Work required » Scan the entries below and extract each line with the word "Density" in it.

### Data extract ###

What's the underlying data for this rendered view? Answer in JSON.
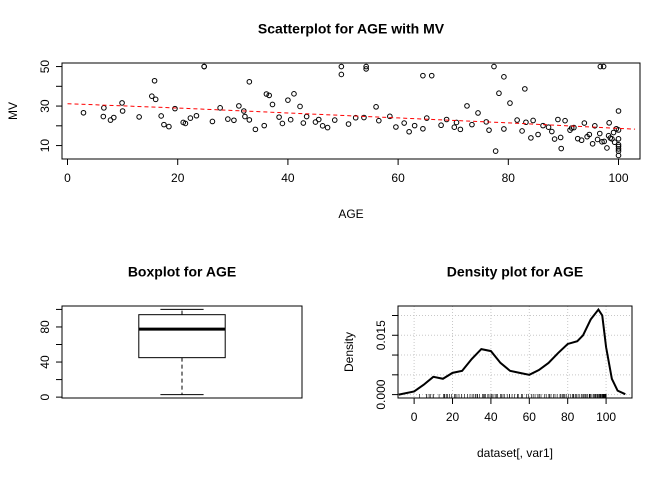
{
  "chart_data": [
    {
      "type": "scatter",
      "title": "Scatterplot for AGE with MV",
      "xlabel": "AGE",
      "ylabel": "MV",
      "color": "#000000",
      "x": [
        2.9,
        6.5,
        6.6,
        7.8,
        8.4,
        9.9,
        10,
        13,
        15.3,
        16,
        17,
        17.5,
        18.4,
        19.5,
        21,
        21.4,
        22.3,
        23.4,
        24.8,
        26.3,
        27.7,
        29.1,
        30.2,
        31.1,
        32,
        32.2,
        33,
        34.1,
        35.7,
        36.6,
        37.2,
        38.4,
        39,
        40,
        40.5,
        41.1,
        42.2,
        42.8,
        43.4,
        45,
        45.6,
        46.3,
        47.2,
        48.5,
        49.7,
        51,
        52.3,
        53.8,
        54.2,
        56,
        56.5,
        58.5,
        59.6,
        61.1,
        62,
        63,
        64.5,
        65.2,
        66.1,
        67.8,
        68.8,
        70.2,
        70.6,
        71.3,
        72.5,
        73.4,
        74.5,
        76,
        76.5,
        77.7,
        78.3,
        79.2,
        80.3,
        81.6,
        82.5,
        83.2,
        84.1,
        84.5,
        85.4,
        86.3,
        87.3,
        87.9,
        88.4,
        89,
        89.5,
        90.3,
        91.2,
        91.9,
        92.6,
        93.3,
        93.8,
        94.3,
        94.7,
        95.3,
        95.7,
        96.2,
        96.6,
        97,
        97.4,
        97.9,
        98.2,
        98.5,
        98.8,
        99.1,
        99.3,
        99.6,
        100,
        100,
        100,
        100,
        100,
        100,
        100,
        100,
        24.8,
        33,
        49.7,
        54.2,
        64.5,
        79.2,
        83,
        96.7,
        98.3,
        15.8,
        36.1,
        91.5,
        89.6,
        77.4,
        97.3
      ],
      "values": [
        26.6,
        24.7,
        29.1,
        22.9,
        24.2,
        31.6,
        27.5,
        24.5,
        35,
        33.4,
        25,
        20.6,
        19.6,
        28.7,
        21.7,
        21.2,
        23.9,
        25.1,
        50,
        22.2,
        29.1,
        23.4,
        22.8,
        30.1,
        27.5,
        24.7,
        23,
        18.2,
        20.1,
        35.4,
        30.8,
        24.4,
        21.2,
        33,
        23.1,
        36.2,
        29.8,
        21.4,
        24.7,
        21.9,
        23.2,
        20,
        19.1,
        22.9,
        46,
        20.9,
        24.1,
        24.2,
        50,
        29.6,
        22.6,
        24.8,
        19.4,
        21.4,
        17,
        20.1,
        18.5,
        23.9,
        45.4,
        20.3,
        23.2,
        19.3,
        21.7,
        18.2,
        30.1,
        20.6,
        26.5,
        22,
        17.8,
        7.2,
        36.5,
        18.4,
        31.5,
        22.9,
        17.4,
        21.8,
        13.9,
        22.7,
        15.6,
        20.1,
        19.3,
        17.1,
        13.3,
        23.2,
        14.1,
        22.6,
        17.8,
        19.1,
        13.5,
        12.7,
        21.4,
        14.5,
        15.6,
        10.9,
        20,
        13.1,
        16.1,
        11.9,
        12.1,
        8.8,
        15,
        13.8,
        13.4,
        16.6,
        11.7,
        18.5,
        9.5,
        5,
        17.9,
        13.4,
        27.5,
        7.2,
        10.4,
        8.3,
        50,
        42.3,
        50,
        48.8,
        45.4,
        44.8,
        38.7,
        50,
        21.5,
        42.8,
        36.1,
        18.9,
        8.5,
        50,
        50
      ],
      "lines": [
        {
          "x": [
            0,
            20,
            40,
            60,
            80,
            100,
            103
          ],
          "values": [
            31.2,
            29,
            26.5,
            24,
            21.5,
            18.7,
            18.3
          ],
          "color": "#ff0000",
          "dashed": true
        }
      ],
      "xlim": [
        -1,
        103.9
      ],
      "xticks": [
        0,
        20,
        40,
        60,
        80,
        100
      ],
      "ylim": [
        3.2,
        51.8
      ],
      "yticks": [
        10,
        30,
        50
      ],
      "yminor": [
        20,
        40
      ]
    },
    {
      "type": "box",
      "title": "Boxplot for  AGE",
      "min": 2.9,
      "q1": 45,
      "median": 77.5,
      "q3": 94,
      "max": 100,
      "ylim": [
        -1,
        103.9
      ],
      "yticks": [
        0,
        40,
        80
      ],
      "yminor": [
        20,
        60,
        100
      ]
    },
    {
      "type": "line",
      "title": "Density plot for AGE",
      "xlabel": "dataset[, var1]",
      "ylabel": "Density",
      "color": "#000000",
      "grid": true,
      "rug": true,
      "x": [
        -8,
        0,
        5,
        10,
        15,
        20,
        25,
        30,
        35,
        40,
        45,
        50,
        55,
        60,
        65,
        70,
        75,
        80,
        85,
        88,
        92,
        96,
        98,
        100,
        103,
        106,
        110
      ],
      "values": [
        0,
        0.0008,
        0.0025,
        0.0045,
        0.004,
        0.0055,
        0.006,
        0.009,
        0.0115,
        0.011,
        0.008,
        0.006,
        0.0055,
        0.005,
        0.0062,
        0.008,
        0.0105,
        0.0128,
        0.0135,
        0.015,
        0.019,
        0.0215,
        0.02,
        0.012,
        0.004,
        0.001,
        0.0001
      ],
      "xlim": [
        -8.4,
        113.5
      ],
      "xticks": [
        0,
        20,
        40,
        60,
        80,
        100
      ],
      "ylim": [
        -0.00086,
        0.0224
      ],
      "yticks": [
        {
          "value": 0,
          "label": "0.000"
        },
        {
          "value": 0.015,
          "label": "0.015"
        }
      ],
      "yminor": [
        0.005,
        0.01,
        0.02
      ]
    }
  ]
}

###

Task result »
      "title": "Density plot for AGE",
      "ylabel": "Density",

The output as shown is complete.